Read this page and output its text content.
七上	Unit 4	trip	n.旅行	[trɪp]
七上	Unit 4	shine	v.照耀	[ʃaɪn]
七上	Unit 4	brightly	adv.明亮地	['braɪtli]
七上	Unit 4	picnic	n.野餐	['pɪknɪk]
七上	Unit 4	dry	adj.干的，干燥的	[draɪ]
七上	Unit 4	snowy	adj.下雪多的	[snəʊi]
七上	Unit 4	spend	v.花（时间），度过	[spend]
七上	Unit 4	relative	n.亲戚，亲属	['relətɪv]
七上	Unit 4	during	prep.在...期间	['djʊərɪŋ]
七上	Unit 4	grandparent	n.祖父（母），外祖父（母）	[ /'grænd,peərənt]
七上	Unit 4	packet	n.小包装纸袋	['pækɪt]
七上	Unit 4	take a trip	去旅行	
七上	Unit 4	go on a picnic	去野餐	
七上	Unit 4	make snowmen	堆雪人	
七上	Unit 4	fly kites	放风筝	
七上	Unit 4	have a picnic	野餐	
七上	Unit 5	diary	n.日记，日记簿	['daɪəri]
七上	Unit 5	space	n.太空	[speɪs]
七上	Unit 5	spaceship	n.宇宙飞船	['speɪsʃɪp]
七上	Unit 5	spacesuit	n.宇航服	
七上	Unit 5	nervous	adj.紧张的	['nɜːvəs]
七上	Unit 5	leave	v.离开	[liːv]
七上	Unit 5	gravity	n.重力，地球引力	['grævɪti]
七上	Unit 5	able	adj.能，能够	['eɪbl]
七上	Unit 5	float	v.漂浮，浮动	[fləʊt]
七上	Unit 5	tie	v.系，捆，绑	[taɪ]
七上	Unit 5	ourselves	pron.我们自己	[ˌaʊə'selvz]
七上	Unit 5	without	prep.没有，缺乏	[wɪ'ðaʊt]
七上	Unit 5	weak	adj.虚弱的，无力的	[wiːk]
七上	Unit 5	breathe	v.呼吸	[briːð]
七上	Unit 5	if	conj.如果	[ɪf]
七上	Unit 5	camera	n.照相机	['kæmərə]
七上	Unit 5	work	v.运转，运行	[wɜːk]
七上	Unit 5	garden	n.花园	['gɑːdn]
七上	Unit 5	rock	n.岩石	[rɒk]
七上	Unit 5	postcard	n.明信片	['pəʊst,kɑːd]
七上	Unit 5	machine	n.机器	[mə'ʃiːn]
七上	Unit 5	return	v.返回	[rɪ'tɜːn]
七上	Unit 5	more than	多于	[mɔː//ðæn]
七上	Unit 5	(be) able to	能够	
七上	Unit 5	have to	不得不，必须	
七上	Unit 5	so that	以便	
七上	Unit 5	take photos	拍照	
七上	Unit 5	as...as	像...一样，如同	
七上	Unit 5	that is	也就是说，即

= Work to do =
Count how many lines of the material hold the string "able". Give the number and nothing more.

= Finished answer =
2